Recorded data
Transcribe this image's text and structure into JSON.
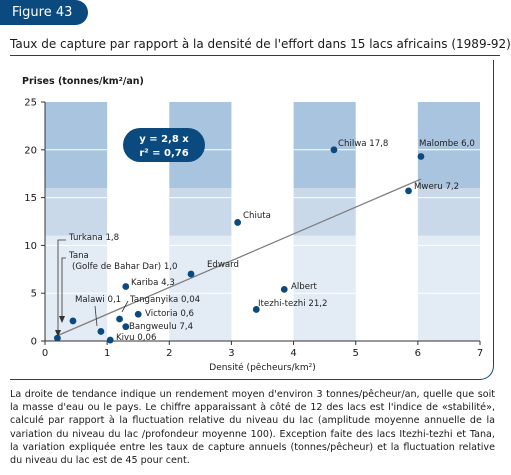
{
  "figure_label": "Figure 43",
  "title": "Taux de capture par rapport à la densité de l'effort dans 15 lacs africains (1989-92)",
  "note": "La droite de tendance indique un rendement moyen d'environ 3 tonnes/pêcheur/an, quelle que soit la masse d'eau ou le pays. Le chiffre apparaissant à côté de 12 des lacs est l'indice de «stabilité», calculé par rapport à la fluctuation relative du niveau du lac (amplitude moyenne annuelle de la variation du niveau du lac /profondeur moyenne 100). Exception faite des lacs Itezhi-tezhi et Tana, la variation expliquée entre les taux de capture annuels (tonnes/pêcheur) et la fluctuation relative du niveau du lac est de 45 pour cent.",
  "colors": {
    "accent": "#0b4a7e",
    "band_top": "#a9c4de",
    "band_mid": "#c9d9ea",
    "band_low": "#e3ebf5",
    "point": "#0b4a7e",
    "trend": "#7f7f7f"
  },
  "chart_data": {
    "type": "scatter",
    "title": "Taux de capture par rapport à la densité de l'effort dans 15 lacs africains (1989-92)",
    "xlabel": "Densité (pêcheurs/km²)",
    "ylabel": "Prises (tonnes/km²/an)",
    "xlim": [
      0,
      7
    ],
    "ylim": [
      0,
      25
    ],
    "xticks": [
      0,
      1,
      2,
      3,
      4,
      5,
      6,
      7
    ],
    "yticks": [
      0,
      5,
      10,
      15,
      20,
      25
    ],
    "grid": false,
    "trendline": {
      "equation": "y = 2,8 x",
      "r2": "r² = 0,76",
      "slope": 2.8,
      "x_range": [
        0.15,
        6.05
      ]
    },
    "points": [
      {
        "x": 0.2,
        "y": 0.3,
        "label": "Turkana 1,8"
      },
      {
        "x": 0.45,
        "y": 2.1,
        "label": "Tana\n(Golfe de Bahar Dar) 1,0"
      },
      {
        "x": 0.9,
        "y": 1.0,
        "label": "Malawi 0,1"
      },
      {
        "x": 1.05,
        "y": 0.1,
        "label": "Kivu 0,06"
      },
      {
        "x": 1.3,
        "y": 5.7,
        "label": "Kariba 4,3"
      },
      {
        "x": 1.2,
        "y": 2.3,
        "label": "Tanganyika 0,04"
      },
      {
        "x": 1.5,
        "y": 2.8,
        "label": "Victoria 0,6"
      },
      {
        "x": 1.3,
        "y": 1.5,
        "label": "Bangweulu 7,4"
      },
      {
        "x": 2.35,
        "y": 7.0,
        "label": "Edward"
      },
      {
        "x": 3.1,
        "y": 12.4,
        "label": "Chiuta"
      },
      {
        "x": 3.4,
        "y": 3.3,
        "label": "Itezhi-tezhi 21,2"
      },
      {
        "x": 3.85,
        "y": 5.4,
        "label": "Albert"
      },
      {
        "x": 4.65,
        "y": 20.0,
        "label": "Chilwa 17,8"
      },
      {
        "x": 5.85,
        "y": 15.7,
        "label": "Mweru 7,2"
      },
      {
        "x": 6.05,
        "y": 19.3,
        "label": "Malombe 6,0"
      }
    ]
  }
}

--

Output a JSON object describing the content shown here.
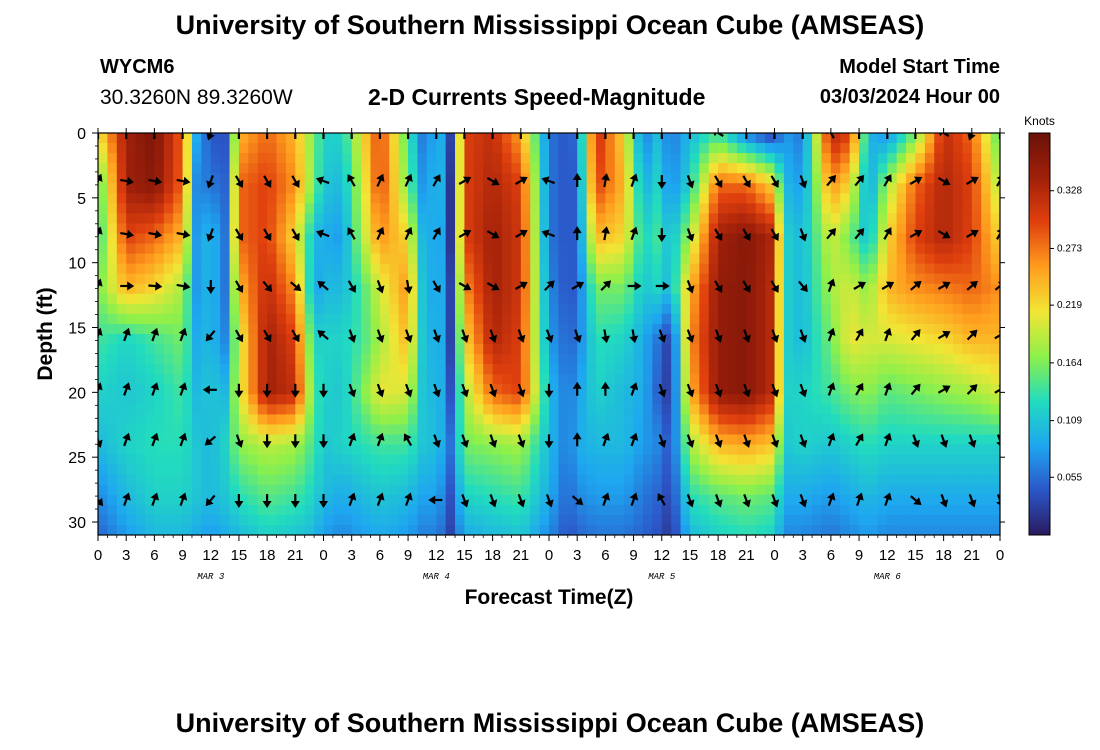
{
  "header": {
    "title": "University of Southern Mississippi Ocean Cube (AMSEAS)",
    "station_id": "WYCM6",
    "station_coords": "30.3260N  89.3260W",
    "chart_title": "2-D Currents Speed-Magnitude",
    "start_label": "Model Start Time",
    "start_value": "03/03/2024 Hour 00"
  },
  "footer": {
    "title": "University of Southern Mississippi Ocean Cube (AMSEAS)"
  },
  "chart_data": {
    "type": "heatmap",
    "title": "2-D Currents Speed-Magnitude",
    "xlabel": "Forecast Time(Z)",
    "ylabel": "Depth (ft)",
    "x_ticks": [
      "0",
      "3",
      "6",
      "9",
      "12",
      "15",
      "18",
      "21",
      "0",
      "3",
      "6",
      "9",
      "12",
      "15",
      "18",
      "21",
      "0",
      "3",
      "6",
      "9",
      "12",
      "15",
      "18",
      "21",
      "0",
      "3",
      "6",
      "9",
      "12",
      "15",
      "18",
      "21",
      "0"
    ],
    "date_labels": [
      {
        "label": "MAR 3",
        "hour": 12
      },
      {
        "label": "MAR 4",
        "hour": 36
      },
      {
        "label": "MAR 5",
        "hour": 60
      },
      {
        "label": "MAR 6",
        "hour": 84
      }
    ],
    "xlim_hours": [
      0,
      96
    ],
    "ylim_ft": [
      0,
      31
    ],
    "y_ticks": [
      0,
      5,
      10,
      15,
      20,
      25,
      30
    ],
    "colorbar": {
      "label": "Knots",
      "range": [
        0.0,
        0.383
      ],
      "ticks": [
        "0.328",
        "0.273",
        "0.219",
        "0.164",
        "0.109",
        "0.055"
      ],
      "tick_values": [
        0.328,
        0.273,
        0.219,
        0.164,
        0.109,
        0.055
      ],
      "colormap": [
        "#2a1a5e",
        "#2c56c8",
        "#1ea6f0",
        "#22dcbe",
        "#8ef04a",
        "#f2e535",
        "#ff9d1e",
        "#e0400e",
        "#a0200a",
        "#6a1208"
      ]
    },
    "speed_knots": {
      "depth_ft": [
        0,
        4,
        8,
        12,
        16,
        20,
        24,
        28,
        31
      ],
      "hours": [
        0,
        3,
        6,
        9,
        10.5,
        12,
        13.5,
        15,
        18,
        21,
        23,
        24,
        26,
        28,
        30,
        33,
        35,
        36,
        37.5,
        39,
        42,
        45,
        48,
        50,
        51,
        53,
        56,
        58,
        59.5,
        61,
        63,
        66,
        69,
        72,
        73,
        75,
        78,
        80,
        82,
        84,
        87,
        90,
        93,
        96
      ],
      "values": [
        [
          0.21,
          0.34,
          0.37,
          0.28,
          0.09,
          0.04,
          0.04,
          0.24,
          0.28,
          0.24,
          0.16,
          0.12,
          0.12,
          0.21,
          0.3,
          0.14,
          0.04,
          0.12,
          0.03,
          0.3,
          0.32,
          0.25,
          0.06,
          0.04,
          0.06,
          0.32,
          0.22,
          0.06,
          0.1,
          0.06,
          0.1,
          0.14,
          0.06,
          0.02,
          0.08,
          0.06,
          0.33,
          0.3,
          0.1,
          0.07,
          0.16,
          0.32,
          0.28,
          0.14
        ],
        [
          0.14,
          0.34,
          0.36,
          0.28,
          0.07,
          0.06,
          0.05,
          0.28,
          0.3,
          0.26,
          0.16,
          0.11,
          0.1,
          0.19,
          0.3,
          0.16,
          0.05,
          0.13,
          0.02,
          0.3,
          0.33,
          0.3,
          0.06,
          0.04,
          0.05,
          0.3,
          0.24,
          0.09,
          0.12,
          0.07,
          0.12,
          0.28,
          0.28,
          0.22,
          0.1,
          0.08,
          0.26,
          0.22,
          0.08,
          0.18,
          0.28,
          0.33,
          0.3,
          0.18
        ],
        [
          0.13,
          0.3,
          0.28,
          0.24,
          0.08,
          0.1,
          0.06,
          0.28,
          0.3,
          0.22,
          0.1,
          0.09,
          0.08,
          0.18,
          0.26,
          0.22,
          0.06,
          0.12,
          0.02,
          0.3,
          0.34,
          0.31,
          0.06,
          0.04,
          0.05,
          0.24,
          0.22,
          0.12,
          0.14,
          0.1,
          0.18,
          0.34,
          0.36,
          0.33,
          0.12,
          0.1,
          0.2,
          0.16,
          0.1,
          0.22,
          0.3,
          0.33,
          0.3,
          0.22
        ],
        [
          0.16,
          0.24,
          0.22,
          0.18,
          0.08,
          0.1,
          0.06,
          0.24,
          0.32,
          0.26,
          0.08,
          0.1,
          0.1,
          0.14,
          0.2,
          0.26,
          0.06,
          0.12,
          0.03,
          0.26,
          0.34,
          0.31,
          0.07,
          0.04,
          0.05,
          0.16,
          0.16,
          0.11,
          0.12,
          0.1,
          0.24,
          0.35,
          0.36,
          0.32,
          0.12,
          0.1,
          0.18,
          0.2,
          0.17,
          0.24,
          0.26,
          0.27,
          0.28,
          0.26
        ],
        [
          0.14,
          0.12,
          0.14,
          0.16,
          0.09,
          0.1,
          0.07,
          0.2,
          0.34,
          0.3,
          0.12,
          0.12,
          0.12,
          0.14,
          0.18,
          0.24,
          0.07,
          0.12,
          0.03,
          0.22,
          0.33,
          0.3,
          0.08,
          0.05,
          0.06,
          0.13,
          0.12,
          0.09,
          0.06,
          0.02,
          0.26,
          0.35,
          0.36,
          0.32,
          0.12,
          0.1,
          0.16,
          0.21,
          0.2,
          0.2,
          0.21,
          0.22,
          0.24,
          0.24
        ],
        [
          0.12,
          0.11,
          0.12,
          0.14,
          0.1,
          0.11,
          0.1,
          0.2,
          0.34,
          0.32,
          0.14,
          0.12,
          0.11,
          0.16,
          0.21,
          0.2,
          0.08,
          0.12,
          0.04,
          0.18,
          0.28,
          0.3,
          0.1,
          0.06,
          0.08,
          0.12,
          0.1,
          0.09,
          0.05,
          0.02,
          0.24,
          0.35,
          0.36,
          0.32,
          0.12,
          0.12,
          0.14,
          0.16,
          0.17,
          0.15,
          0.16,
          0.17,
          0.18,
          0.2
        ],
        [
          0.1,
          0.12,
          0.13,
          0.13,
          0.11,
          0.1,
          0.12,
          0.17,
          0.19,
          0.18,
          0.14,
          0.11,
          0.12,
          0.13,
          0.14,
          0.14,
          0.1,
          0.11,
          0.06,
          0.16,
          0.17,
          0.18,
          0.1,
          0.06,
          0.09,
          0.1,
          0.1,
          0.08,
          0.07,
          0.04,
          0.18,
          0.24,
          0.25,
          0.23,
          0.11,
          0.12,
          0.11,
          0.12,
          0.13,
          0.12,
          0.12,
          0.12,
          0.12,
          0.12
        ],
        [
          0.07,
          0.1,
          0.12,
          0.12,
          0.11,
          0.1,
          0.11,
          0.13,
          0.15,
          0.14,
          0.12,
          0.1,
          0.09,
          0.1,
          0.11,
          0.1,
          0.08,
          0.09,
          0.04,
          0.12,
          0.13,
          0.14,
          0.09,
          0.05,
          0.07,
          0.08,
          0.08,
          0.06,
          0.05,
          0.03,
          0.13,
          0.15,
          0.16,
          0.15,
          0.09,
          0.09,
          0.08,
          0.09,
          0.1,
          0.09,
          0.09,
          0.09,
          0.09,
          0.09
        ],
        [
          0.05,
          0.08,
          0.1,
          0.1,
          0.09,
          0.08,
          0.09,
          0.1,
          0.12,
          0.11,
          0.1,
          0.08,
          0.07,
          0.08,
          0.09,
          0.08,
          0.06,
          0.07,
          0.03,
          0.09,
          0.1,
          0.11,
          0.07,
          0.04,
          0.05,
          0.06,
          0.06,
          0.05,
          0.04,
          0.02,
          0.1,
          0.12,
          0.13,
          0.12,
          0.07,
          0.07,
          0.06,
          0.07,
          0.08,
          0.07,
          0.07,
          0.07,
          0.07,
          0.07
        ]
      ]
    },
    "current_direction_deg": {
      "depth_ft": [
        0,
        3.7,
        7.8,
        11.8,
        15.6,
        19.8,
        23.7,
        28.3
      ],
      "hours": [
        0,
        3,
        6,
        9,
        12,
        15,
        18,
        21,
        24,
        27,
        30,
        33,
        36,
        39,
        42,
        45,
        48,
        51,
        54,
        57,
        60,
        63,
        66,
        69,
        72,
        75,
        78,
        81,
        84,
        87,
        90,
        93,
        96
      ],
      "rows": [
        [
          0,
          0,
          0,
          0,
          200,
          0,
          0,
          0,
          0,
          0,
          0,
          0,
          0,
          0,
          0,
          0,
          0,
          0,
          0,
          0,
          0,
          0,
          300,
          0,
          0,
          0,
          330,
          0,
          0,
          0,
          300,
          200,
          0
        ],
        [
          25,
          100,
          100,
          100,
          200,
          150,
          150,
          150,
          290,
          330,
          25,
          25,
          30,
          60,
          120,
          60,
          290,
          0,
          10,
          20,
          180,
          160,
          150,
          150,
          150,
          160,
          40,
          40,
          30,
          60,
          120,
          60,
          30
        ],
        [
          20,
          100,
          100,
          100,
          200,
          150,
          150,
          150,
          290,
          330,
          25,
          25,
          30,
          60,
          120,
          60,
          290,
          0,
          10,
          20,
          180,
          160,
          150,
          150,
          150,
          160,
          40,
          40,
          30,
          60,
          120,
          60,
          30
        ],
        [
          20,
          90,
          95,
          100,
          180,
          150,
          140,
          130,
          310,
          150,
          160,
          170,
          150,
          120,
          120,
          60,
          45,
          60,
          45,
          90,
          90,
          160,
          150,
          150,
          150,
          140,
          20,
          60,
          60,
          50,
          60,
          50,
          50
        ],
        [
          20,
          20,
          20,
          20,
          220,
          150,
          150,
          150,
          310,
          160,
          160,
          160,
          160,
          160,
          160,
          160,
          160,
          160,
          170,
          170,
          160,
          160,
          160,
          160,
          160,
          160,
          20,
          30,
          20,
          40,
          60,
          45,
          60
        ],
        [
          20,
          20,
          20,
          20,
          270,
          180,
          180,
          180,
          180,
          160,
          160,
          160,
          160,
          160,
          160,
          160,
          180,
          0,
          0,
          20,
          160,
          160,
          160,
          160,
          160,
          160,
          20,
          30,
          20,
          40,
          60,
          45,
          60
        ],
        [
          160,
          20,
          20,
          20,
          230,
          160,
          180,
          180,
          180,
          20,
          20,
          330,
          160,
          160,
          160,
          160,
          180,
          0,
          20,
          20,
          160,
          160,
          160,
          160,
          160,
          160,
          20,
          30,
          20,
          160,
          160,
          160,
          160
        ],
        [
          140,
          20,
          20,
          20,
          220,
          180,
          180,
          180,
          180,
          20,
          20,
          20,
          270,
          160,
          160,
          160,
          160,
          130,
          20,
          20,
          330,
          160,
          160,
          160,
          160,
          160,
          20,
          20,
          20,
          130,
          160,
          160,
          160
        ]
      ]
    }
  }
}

- STATED GOAL
Show the lines of the material that contain the word "JSON".

- FULL OUTPUT
Transcribe this image's text and structure into JSON.
Output a JSON object describing the content shown here.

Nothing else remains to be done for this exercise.